STATED GOAL
The entries below contain pictures. Retype everything except those pictures, exactly as given.

MATERIAL FOR THIS TASK
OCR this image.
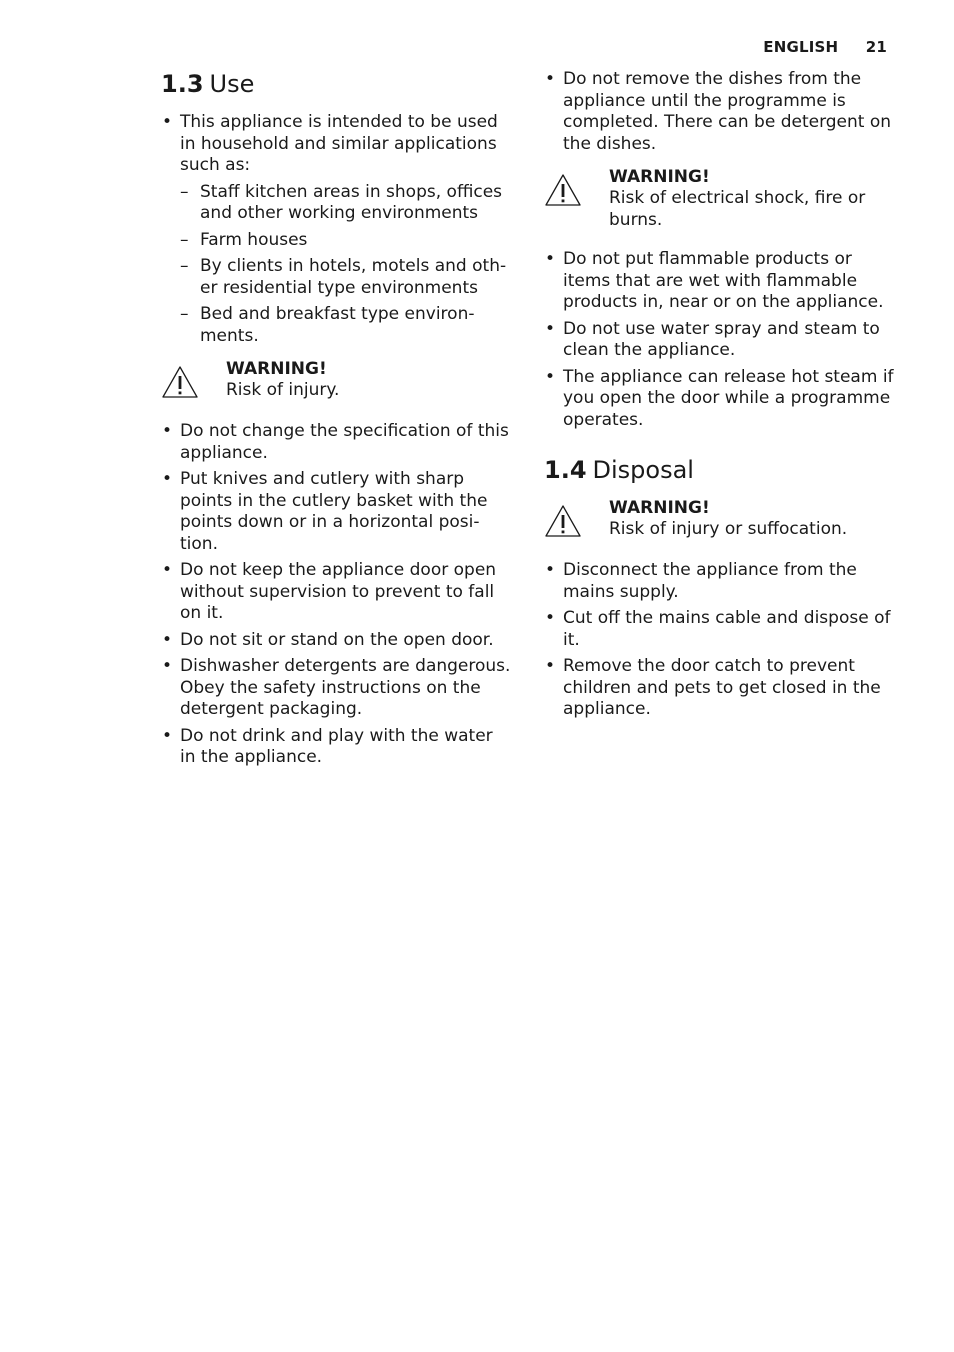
ENGLISH 21
1.3 Use
• This appliance is intended to be used in household and similar applications such as:
– Staff kitchen areas in shops, offices and other working environments
– Farm houses
– By clients in hotels, motels and oth-er residential type environments
– Bed and breakfast type environ-ments.
WARNING!
Risk of injury.
• Do not change the specification of this appliance.
• Put knives and cutlery with sharp points in the cutlery basket with the points down or in a horizontal posi-tion.
• Do not keep the appliance door open without supervision to prevent to fall on it.
• Do not sit or stand on the open door.
• Dishwasher detergents are dangerous. Obey the safety instructions on the detergent packaging.
• Do not drink and play with the water in the appliance.
• Do not remove the dishes from the appliance until the programme is completed. There can be detergent on the dishes.
WARNING!
Risk of electrical shock, fire or burns.
• Do not put flammable products or items that are wet with flammable products in, near or on the appliance.
• Do not use water spray and steam to clean the appliance.
• The appliance can release hot steam if you open the door while a programme operates.
1.4 Disposal
WARNING!
Risk of injury or suffocation.
• Disconnect the appliance from the mains supply.
• Cut off the mains cable and dispose of it.
• Remove the door catch to prevent children and pets to get closed in the appliance.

WORKED ANSWER
OCR this image.
ENGLISH 21
1.3 Use
• This appliance is intended to be used in household and similar applications such as:
– Staff kitchen areas in shops, offices and other working environments
– Farm houses
– By clients in hotels, motels and oth-er residential type environments
– Bed and breakfast type environ-ments.
WARNING!
Risk of injury.
• Do not change the specification of this appliance.
• Put knives and cutlery with sharp points in the cutlery basket with the points down or in a horizontal posi-tion.
• Do not keep the appliance door open without supervision to prevent to fall on it.
• Do not sit or stand on the open door.
• Dishwasher detergents are dangerous. Obey the safety instructions on the detergent packaging.
• Do not drink and play with the water in the appliance.
• Do not remove the dishes from the appliance until the programme is completed. There can be detergent on the dishes.
WARNING!
Risk of electrical shock, fire or burns.
• Do not put flammable products or items that are wet with flammable products in, near or on the appliance.
• Do not use water spray and steam to clean the appliance.
• The appliance can release hot steam if you open the door while a programme operates.
1.4 Disposal
WARNING!
Risk of injury or suffocation.
• Disconnect the appliance from the mains supply.
• Cut off the mains cable and dispose of it.
• Remove the door catch to prevent children and pets to get closed in the appliance.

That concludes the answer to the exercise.